Data entries

————

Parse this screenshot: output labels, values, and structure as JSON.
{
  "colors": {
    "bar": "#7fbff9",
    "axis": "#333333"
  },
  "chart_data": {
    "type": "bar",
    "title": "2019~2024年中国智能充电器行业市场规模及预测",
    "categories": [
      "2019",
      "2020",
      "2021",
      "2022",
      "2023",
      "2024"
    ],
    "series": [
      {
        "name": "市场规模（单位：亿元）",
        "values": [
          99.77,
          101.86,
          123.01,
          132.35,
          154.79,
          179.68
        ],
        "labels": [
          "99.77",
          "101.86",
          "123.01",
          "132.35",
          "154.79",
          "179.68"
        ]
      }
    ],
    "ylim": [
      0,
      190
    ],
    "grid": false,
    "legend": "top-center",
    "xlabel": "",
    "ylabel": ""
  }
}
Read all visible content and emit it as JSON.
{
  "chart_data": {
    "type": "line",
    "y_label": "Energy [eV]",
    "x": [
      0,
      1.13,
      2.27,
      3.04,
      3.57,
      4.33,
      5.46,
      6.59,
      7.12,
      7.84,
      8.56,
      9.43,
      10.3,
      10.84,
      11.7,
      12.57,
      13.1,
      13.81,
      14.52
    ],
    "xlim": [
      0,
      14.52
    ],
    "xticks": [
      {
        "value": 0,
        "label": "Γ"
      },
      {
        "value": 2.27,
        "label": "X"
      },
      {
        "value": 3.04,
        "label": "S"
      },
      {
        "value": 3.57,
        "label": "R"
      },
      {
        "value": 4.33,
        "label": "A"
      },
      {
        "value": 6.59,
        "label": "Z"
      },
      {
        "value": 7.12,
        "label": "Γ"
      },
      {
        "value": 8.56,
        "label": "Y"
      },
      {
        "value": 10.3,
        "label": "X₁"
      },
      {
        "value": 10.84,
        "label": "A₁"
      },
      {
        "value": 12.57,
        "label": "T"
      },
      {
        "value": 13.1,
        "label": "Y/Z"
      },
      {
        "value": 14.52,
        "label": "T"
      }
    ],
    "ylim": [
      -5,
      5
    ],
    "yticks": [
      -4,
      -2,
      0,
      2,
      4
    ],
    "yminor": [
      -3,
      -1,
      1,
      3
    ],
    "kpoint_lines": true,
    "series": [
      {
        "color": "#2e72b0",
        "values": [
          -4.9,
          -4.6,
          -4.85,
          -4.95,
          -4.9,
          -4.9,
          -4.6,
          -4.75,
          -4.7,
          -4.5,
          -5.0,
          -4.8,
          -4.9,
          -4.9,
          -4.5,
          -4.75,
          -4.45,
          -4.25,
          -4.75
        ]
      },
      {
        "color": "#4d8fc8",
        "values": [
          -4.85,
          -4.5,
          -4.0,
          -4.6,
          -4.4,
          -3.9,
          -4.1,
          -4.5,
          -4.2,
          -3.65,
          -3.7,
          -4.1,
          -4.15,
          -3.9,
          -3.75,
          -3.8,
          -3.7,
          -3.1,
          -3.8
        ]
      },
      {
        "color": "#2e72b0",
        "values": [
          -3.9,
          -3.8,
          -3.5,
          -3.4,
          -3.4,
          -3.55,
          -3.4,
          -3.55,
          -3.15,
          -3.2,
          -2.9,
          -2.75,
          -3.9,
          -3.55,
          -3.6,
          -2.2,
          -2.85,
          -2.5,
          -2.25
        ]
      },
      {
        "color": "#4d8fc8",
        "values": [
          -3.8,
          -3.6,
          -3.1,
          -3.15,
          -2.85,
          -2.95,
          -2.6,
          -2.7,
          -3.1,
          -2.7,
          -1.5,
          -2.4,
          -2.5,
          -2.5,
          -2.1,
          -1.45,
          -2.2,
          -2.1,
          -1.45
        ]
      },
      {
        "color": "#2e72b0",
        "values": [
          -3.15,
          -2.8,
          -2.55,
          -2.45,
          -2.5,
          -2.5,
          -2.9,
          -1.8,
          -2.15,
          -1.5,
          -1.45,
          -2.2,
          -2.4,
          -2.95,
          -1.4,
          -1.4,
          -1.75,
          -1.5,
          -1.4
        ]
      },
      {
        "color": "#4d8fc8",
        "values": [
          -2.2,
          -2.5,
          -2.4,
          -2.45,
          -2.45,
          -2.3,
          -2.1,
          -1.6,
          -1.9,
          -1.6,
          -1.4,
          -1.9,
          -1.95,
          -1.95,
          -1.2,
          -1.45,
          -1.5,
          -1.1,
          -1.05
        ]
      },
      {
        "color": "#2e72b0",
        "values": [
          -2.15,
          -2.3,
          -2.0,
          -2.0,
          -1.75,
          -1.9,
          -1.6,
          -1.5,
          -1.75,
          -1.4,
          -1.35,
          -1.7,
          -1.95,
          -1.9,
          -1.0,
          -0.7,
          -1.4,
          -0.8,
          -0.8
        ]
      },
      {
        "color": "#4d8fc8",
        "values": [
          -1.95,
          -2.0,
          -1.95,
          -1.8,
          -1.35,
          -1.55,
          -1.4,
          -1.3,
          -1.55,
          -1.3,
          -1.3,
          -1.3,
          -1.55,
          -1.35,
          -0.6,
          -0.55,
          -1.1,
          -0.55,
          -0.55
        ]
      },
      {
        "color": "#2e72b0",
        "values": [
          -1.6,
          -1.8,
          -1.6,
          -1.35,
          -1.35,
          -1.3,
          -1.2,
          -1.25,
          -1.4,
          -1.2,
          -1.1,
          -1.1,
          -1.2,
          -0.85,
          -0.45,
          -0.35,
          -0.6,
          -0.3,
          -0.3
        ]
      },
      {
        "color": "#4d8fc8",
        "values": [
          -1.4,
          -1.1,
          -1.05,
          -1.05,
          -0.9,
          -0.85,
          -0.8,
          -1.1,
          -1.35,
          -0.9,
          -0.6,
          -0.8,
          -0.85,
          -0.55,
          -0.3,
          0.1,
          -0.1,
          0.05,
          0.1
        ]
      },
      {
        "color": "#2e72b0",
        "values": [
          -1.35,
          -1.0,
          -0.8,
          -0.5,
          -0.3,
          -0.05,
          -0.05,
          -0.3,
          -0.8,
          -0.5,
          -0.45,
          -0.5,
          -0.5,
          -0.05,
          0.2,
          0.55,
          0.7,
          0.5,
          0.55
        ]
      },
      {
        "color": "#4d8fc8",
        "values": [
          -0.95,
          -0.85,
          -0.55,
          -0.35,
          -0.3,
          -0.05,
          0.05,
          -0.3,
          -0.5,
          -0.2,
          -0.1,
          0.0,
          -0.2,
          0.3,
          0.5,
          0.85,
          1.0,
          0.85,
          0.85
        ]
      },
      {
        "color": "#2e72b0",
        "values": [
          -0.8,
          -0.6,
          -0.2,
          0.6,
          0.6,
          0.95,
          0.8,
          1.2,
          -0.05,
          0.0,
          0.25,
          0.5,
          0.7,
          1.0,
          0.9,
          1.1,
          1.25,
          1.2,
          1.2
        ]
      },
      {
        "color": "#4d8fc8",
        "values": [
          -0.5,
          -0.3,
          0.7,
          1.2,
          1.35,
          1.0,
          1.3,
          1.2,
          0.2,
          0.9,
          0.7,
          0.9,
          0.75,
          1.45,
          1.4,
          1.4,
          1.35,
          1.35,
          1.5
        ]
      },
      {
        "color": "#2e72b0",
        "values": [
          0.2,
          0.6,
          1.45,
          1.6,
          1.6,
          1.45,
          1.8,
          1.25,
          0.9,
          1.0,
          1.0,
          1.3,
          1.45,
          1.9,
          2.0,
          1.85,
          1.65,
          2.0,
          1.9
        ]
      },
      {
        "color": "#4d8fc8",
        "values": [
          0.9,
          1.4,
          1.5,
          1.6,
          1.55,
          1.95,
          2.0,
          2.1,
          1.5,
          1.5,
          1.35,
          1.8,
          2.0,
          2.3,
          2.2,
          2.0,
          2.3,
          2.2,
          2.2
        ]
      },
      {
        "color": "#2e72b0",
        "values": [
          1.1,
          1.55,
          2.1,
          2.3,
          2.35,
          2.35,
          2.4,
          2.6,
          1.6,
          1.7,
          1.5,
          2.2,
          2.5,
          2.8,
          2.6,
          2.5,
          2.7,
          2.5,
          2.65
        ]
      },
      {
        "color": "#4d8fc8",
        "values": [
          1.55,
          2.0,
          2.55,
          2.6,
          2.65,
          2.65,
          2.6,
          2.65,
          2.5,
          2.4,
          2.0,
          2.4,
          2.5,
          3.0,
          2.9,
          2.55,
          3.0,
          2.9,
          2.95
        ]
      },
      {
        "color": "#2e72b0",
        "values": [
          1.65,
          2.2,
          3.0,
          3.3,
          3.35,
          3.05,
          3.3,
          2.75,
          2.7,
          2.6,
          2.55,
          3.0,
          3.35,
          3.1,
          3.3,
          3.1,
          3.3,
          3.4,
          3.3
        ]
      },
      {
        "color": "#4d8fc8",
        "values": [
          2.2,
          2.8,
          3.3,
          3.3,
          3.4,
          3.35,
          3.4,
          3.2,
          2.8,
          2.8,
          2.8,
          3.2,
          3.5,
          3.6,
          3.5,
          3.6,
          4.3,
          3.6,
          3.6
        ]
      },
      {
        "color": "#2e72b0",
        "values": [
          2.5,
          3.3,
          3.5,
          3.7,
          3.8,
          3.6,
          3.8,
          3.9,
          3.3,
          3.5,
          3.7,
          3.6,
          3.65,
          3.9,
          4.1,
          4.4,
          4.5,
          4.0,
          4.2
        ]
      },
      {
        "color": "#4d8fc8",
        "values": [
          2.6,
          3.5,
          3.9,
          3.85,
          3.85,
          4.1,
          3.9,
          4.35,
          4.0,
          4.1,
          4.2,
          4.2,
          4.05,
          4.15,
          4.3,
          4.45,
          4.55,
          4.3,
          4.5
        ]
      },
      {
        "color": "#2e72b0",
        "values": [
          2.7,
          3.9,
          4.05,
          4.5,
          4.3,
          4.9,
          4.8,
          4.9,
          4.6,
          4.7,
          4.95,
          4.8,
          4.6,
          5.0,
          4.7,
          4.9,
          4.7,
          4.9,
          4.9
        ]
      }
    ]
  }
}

————

Select all lines with the word "labels" from the entries above.

Parse this screenshot: output labels, values, and structure as JSON.
        "labels": [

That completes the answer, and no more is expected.